*Written instruction*: Exactly and only the lines from the one with "Enumerate this screenshot's" through the end of the listing are to be transcribed, both ends included.

## start

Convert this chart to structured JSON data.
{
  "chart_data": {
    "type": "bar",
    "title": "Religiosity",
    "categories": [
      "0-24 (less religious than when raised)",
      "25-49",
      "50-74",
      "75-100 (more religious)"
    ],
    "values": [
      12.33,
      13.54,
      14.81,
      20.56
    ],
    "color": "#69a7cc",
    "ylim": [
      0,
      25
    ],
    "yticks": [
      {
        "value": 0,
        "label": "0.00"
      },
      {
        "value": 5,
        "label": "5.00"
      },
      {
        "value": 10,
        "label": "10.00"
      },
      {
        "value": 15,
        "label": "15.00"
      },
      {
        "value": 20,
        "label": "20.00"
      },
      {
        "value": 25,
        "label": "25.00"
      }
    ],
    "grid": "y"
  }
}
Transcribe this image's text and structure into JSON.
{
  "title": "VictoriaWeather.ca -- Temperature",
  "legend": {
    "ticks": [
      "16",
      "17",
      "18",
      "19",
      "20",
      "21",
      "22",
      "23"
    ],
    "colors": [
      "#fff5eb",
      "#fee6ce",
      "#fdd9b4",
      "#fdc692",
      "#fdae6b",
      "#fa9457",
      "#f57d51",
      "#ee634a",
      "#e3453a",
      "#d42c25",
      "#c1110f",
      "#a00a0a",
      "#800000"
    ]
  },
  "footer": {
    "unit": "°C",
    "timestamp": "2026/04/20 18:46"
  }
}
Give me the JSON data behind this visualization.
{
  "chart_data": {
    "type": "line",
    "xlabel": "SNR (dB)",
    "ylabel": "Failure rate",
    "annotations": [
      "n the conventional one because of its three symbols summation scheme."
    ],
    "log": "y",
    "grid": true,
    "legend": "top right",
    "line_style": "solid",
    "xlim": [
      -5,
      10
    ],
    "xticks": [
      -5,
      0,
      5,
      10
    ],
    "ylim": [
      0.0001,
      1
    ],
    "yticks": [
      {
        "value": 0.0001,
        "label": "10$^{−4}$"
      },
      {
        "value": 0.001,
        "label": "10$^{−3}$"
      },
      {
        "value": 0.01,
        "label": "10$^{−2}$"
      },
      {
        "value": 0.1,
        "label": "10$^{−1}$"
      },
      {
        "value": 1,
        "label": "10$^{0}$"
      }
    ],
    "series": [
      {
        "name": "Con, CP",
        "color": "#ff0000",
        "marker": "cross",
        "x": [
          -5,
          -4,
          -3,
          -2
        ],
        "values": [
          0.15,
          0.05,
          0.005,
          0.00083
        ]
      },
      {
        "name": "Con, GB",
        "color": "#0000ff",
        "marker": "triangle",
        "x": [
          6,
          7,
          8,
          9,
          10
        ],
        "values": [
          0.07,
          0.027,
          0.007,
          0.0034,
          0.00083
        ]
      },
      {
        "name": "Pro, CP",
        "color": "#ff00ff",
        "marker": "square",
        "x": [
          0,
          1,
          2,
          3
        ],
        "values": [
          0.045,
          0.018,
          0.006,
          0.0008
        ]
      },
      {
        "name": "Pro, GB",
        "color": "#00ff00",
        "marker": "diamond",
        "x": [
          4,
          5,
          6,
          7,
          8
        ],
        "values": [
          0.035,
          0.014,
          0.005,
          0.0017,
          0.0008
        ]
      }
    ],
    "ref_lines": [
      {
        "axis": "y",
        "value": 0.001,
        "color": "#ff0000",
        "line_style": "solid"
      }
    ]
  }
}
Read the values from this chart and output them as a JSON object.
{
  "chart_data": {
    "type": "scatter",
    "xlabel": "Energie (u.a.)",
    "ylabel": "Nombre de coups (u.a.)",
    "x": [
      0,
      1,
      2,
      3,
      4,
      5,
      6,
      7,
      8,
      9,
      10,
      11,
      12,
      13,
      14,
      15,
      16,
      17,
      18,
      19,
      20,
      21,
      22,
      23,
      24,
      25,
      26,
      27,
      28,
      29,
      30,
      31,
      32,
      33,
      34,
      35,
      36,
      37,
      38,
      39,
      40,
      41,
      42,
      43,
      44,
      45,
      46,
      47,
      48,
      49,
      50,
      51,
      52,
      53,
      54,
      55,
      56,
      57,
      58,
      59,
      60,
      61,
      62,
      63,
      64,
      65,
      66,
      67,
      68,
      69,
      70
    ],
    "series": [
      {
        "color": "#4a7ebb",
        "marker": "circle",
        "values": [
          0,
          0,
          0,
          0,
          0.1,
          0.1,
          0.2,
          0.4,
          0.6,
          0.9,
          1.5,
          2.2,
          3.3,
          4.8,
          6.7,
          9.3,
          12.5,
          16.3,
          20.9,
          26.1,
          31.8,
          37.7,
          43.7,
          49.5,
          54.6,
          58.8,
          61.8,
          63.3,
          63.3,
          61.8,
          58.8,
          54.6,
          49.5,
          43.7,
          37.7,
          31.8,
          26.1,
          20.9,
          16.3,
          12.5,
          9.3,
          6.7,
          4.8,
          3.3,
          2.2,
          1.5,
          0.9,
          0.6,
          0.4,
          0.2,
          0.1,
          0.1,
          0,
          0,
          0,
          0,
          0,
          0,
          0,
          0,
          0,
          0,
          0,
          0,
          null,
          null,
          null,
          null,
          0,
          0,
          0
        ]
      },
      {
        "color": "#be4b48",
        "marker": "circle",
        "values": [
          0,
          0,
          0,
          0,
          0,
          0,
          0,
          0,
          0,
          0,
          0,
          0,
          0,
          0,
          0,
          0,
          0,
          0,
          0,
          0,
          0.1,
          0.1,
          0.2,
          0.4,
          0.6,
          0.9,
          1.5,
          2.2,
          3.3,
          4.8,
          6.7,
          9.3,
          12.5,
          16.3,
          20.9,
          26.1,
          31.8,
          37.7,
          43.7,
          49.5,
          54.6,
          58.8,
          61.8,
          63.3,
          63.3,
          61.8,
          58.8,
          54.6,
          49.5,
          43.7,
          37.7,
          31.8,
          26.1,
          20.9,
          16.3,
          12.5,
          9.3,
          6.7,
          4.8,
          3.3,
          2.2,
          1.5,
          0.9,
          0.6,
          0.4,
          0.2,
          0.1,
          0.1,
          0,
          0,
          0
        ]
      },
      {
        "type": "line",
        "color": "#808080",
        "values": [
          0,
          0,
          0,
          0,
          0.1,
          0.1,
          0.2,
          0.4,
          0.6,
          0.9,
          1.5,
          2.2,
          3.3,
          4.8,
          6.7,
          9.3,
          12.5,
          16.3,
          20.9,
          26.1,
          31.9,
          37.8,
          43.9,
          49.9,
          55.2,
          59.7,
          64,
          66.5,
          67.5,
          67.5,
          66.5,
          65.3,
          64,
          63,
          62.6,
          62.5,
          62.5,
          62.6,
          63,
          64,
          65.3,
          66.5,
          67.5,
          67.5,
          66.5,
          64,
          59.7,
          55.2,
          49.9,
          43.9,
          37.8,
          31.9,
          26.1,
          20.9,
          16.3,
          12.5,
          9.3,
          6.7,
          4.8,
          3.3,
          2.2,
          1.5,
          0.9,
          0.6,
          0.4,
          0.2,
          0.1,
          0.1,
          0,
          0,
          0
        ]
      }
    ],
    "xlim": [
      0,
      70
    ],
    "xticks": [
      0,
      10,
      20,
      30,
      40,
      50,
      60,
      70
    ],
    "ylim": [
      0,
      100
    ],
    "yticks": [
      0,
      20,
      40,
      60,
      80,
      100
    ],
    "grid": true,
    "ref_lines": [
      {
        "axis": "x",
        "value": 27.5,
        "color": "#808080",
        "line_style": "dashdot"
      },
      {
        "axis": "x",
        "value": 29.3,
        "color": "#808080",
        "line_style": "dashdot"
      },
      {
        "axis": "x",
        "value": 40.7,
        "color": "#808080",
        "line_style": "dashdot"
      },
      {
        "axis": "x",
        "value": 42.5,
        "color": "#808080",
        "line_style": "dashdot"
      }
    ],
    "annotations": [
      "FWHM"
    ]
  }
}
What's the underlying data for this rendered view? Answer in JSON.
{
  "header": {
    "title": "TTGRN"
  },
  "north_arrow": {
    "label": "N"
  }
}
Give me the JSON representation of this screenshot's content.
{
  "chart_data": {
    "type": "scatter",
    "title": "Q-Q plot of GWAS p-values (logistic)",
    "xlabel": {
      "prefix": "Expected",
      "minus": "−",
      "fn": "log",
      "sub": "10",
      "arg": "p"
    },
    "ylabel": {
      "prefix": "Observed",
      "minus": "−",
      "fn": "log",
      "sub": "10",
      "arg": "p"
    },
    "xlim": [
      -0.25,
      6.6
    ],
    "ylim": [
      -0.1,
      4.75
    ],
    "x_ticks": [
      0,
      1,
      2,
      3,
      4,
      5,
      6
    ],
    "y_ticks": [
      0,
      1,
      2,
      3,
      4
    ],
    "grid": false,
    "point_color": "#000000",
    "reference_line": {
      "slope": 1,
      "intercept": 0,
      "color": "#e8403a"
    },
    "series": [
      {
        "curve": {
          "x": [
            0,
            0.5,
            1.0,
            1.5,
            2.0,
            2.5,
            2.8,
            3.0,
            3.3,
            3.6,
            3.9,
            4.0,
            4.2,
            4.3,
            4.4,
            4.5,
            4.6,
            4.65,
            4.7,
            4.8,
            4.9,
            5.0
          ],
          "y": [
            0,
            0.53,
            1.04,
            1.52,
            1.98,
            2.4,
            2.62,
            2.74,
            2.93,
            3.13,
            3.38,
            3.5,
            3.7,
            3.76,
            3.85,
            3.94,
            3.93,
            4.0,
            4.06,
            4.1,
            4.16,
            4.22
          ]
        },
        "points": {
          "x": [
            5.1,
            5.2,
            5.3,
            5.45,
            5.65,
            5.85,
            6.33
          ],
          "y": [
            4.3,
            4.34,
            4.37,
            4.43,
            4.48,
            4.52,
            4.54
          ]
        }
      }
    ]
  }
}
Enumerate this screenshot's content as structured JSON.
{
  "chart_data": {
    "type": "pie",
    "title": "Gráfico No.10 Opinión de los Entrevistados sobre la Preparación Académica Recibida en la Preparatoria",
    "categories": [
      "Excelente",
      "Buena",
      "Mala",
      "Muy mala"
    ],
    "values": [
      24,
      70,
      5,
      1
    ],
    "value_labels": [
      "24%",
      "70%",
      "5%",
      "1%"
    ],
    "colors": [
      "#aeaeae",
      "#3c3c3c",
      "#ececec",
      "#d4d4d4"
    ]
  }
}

## end

*Reply to the task*:
Enumerate this screenshot's content as structured JSON.
{
  "chart_data": {
    "type": "pie",
    "title": "Gráfico No.10 Opinión de los Entrevistados sobre la Preparación Académica Recibida en la Preparatoria",
    "categories": [
      "Excelente",
      "Buena",
      "Mala",
      "Muy mala"
    ],
    "values": [
      24,
      70,
      5,
      1
    ],
    "value_labels": [
      "24%",
      "70%",
      "5%",
      "1%"
    ],
    "colors": [
      "#aeaeae",
      "#3c3c3c",
      "#ececec",
      "#d4d4d4"
    ]
  }
}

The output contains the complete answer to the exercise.